Task description — Check each line for the string "color" and give only the count of lines that have it.

Chart and figure data —
= = =
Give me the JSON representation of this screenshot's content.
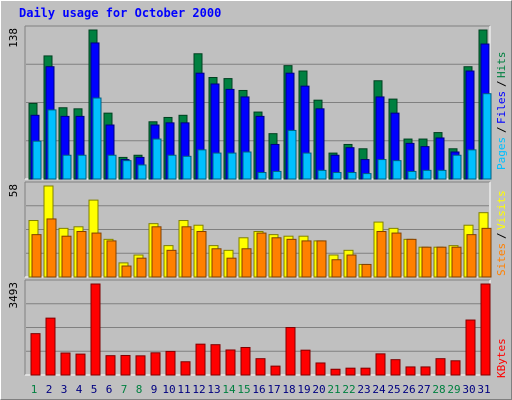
{
  "chart_data": [
    {
      "type": "bar",
      "title": "Daily usage for October 2000",
      "panel": "hits-files-pages",
      "ymax_label": "138",
      "ylim": [
        0,
        138
      ],
      "categories": [
        "1",
        "2",
        "3",
        "4",
        "5",
        "6",
        "7",
        "8",
        "9",
        "10",
        "11",
        "12",
        "13",
        "14",
        "15",
        "16",
        "17",
        "18",
        "19",
        "20",
        "21",
        "22",
        "23",
        "24",
        "25",
        "26",
        "27",
        "28",
        "29",
        "30",
        "31"
      ],
      "weekend_days": [
        "1",
        "7",
        "8",
        "14",
        "15",
        "21",
        "22",
        "28",
        "29"
      ],
      "series": [
        {
          "name": "Hits",
          "color": "#008040",
          "values": [
            70,
            114,
            66,
            65,
            138,
            61,
            20,
            22,
            53,
            57,
            59,
            116,
            94,
            93,
            82,
            62,
            42,
            105,
            100,
            73,
            24,
            32,
            28,
            91,
            74,
            37,
            37,
            43,
            28,
            104,
            138
          ]
        },
        {
          "name": "Files",
          "color": "#0000FF",
          "values": [
            59,
            104,
            58,
            58,
            126,
            50,
            18,
            20,
            50,
            52,
            52,
            98,
            88,
            83,
            76,
            58,
            32,
            98,
            86,
            65,
            22,
            29,
            18,
            76,
            61,
            33,
            30,
            38,
            25,
            100,
            125
          ]
        },
        {
          "name": "Pages",
          "color": "#00C0FF",
          "values": [
            35,
            64,
            22,
            22,
            75,
            22,
            17,
            13,
            37,
            22,
            21,
            27,
            24,
            24,
            25,
            6,
            7,
            45,
            24,
            8,
            6,
            6,
            5,
            18,
            17,
            7,
            8,
            8,
            22,
            27,
            79
          ]
        }
      ],
      "legend": [
        "Pages",
        "Files",
        "Hits"
      ],
      "grid": true
    },
    {
      "type": "bar",
      "panel": "visits-sites",
      "ymax_label": "58",
      "ylim": [
        0,
        58
      ],
      "categories": [
        "1",
        "2",
        "3",
        "4",
        "5",
        "6",
        "7",
        "8",
        "9",
        "10",
        "11",
        "12",
        "13",
        "14",
        "15",
        "16",
        "17",
        "18",
        "19",
        "20",
        "21",
        "22",
        "23",
        "24",
        "25",
        "26",
        "27",
        "28",
        "29",
        "30",
        "31"
      ],
      "series": [
        {
          "name": "Visits",
          "color": "#FFFF00",
          "values": [
            36,
            58,
            31,
            32,
            49,
            24,
            9,
            14,
            34,
            20,
            36,
            33,
            20,
            17,
            25,
            29,
            27,
            26,
            26,
            23,
            14,
            17,
            8,
            35,
            31,
            24,
            19,
            19,
            20,
            33,
            41
          ]
        },
        {
          "name": "Sites",
          "color": "#FF8000",
          "values": [
            27,
            37,
            26,
            29,
            28,
            23,
            7,
            12,
            32,
            17,
            32,
            29,
            18,
            12,
            18,
            28,
            25,
            24,
            23,
            23,
            11,
            14,
            8,
            29,
            28,
            24,
            19,
            19,
            19,
            27,
            31
          ]
        }
      ],
      "legend": [
        "Sites",
        "Visits"
      ],
      "grid": true
    },
    {
      "type": "bar",
      "panel": "kbytes",
      "ymax_label": "3493",
      "ylim": [
        0,
        3493
      ],
      "categories": [
        "1",
        "2",
        "3",
        "4",
        "5",
        "6",
        "7",
        "8",
        "9",
        "10",
        "11",
        "12",
        "13",
        "14",
        "15",
        "16",
        "17",
        "18",
        "19",
        "20",
        "21",
        "22",
        "23",
        "24",
        "25",
        "26",
        "27",
        "28",
        "29",
        "30",
        "31"
      ],
      "series": [
        {
          "name": "KBytes",
          "color": "#FF0000",
          "values": [
            1588,
            2183,
            844,
            802,
            3493,
            742,
            749,
            736,
            852,
            905,
            509,
            1184,
            1164,
            961,
            1056,
            627,
            341,
            1822,
            953,
            462,
            221,
            262,
            262,
            812,
            589,
            310,
            310,
            627,
            546,
            2110,
            3493
          ]
        }
      ],
      "legend": [
        "KBytes"
      ],
      "grid": true
    }
  ]
}
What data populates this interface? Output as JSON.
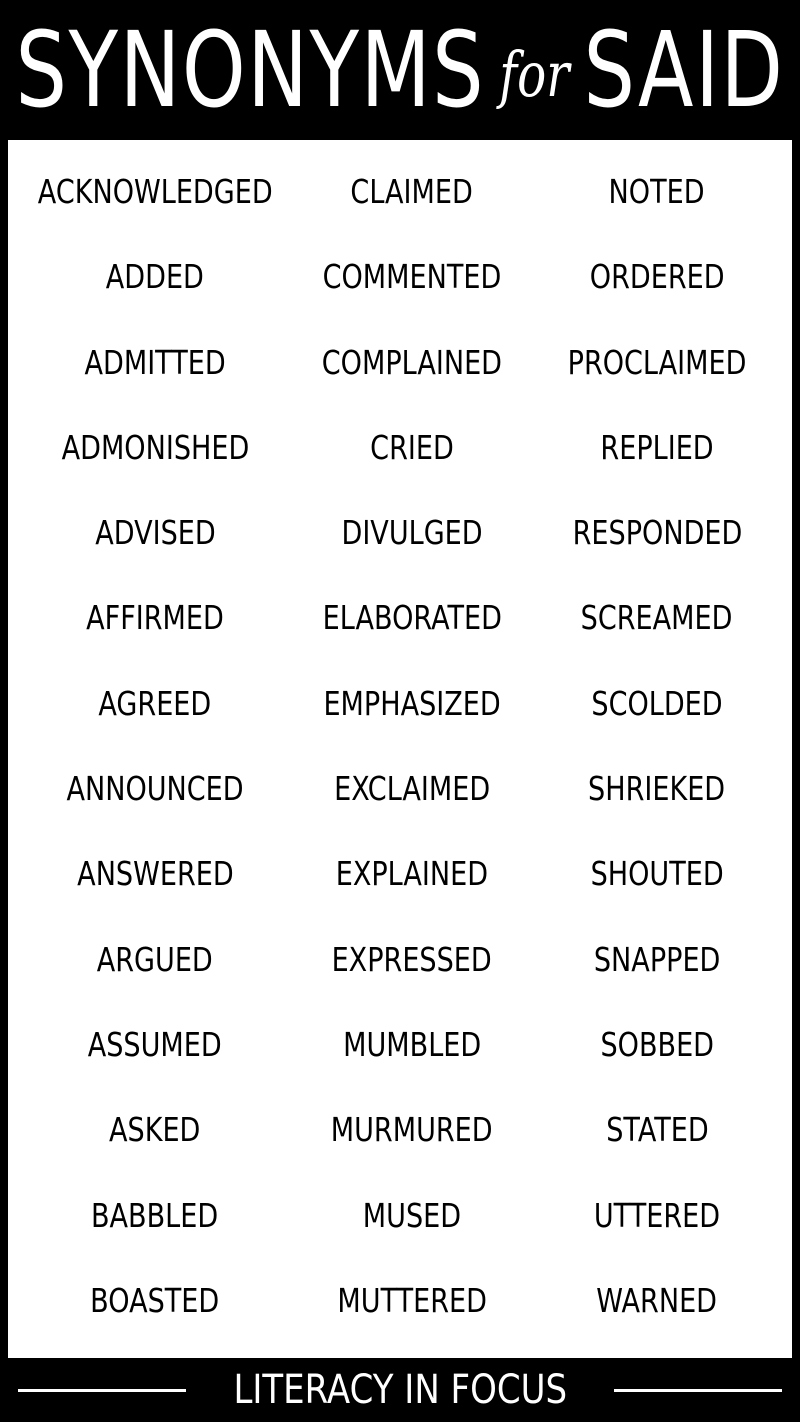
= = =
Result of this exercise — 6